-- Task material --

****************

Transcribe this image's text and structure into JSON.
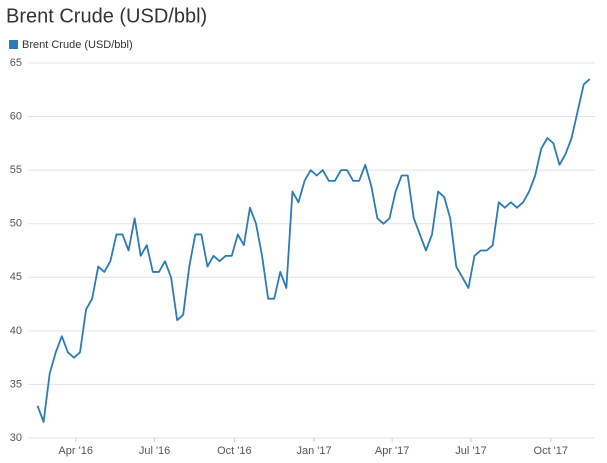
{
  "chart_data": {
    "type": "line",
    "title": "Brent Crude (USD/bbl)",
    "x": [
      47,
      54,
      61,
      68,
      75,
      82,
      89,
      96,
      103,
      110,
      117,
      124,
      131,
      138,
      145,
      152,
      159,
      166,
      173,
      180,
      187,
      194,
      201,
      208,
      215,
      222,
      229,
      236,
      243,
      250,
      257,
      264,
      271,
      278,
      285,
      292,
      299,
      306,
      313,
      320,
      327,
      334,
      341,
      348,
      355,
      362,
      369,
      376,
      383,
      390,
      397,
      404,
      411,
      418,
      425,
      432,
      439,
      446,
      453,
      460,
      467,
      474,
      481,
      488,
      495,
      502,
      509,
      516,
      523,
      530,
      537,
      544,
      551,
      558,
      565,
      572,
      579,
      586,
      593,
      600,
      607,
      614,
      621,
      628,
      635,
      642,
      649,
      656,
      663,
      670,
      677,
      684
    ],
    "series": [
      {
        "name": "Brent Crude (USD/bbl)",
        "color": "#2b7bb9",
        "values": [
          33,
          31.5,
          36,
          38,
          39.5,
          38,
          37.5,
          38,
          42,
          43,
          46,
          45.5,
          46.5,
          49,
          49,
          47.5,
          50.5,
          47,
          48,
          45.5,
          45.5,
          46.5,
          45,
          41,
          41.5,
          46,
          49,
          49,
          46,
          47,
          46.5,
          47,
          47,
          49,
          48,
          51.5,
          50,
          47,
          43,
          43,
          45.5,
          44,
          53,
          52,
          54,
          55,
          54.5,
          55,
          54,
          54,
          55,
          55,
          54,
          54,
          55.5,
          53.5,
          50.5,
          50,
          50.5,
          53,
          54.5,
          54.5,
          50.5,
          49,
          47.5,
          49,
          53,
          52.5,
          50.5,
          46,
          45,
          44,
          47,
          47.5,
          47.5,
          48,
          52,
          51.5,
          52,
          51.5,
          52,
          53,
          54.5,
          57,
          58,
          57.5,
          55.5,
          56.5,
          58,
          60.5,
          63,
          63.5
        ]
      }
    ],
    "xlim": [
      36,
      690
    ],
    "xticks": [
      {
        "value": 91,
        "label": "Apr '16"
      },
      {
        "value": 182,
        "label": "Jul '16"
      },
      {
        "value": 274,
        "label": "Oct '16"
      },
      {
        "value": 366,
        "label": "Jan '17"
      },
      {
        "value": 456,
        "label": "Apr '17"
      },
      {
        "value": 547,
        "label": "Jul '17"
      },
      {
        "value": 639,
        "label": "Oct '17"
      }
    ],
    "ylim": [
      30,
      65
    ],
    "yticks": [
      30,
      35,
      40,
      45,
      50,
      55,
      60,
      65
    ],
    "grid": true,
    "legend": "top-left"
  }
}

****************

Verbatim reproduction of every record is required; images are left out.

-- Full solution --
Transcribe this image's text and structure into JSON.
{
  "chart_data": {
    "type": "line",
    "title": "Brent Crude (USD/bbl)",
    "x": [
      47,
      54,
      61,
      68,
      75,
      82,
      89,
      96,
      103,
      110,
      117,
      124,
      131,
      138,
      145,
      152,
      159,
      166,
      173,
      180,
      187,
      194,
      201,
      208,
      215,
      222,
      229,
      236,
      243,
      250,
      257,
      264,
      271,
      278,
      285,
      292,
      299,
      306,
      313,
      320,
      327,
      334,
      341,
      348,
      355,
      362,
      369,
      376,
      383,
      390,
      397,
      404,
      411,
      418,
      425,
      432,
      439,
      446,
      453,
      460,
      467,
      474,
      481,
      488,
      495,
      502,
      509,
      516,
      523,
      530,
      537,
      544,
      551,
      558,
      565,
      572,
      579,
      586,
      593,
      600,
      607,
      614,
      621,
      628,
      635,
      642,
      649,
      656,
      663,
      670,
      677,
      684
    ],
    "series": [
      {
        "name": "Brent Crude (USD/bbl)",
        "color": "#2b7bb9",
        "values": [
          33,
          31.5,
          36,
          38,
          39.5,
          38,
          37.5,
          38,
          42,
          43,
          46,
          45.5,
          46.5,
          49,
          49,
          47.5,
          50.5,
          47,
          48,
          45.5,
          45.5,
          46.5,
          45,
          41,
          41.5,
          46,
          49,
          49,
          46,
          47,
          46.5,
          47,
          47,
          49,
          48,
          51.5,
          50,
          47,
          43,
          43,
          45.5,
          44,
          53,
          52,
          54,
          55,
          54.5,
          55,
          54,
          54,
          55,
          55,
          54,
          54,
          55.5,
          53.5,
          50.5,
          50,
          50.5,
          53,
          54.5,
          54.5,
          50.5,
          49,
          47.5,
          49,
          53,
          52.5,
          50.5,
          46,
          45,
          44,
          47,
          47.5,
          47.5,
          48,
          52,
          51.5,
          52,
          51.5,
          52,
          53,
          54.5,
          57,
          58,
          57.5,
          55.5,
          56.5,
          58,
          60.5,
          63,
          63.5
        ]
      }
    ],
    "xlim": [
      36,
      690
    ],
    "xticks": [
      {
        "value": 91,
        "label": "Apr '16"
      },
      {
        "value": 182,
        "label": "Jul '16"
      },
      {
        "value": 274,
        "label": "Oct '16"
      },
      {
        "value": 366,
        "label": "Jan '17"
      },
      {
        "value": 456,
        "label": "Apr '17"
      },
      {
        "value": 547,
        "label": "Jul '17"
      },
      {
        "value": 639,
        "label": "Oct '17"
      }
    ],
    "ylim": [
      30,
      65
    ],
    "yticks": [
      30,
      35,
      40,
      45,
      50,
      55,
      60,
      65
    ],
    "grid": true,
    "legend": "top-left"
  }
}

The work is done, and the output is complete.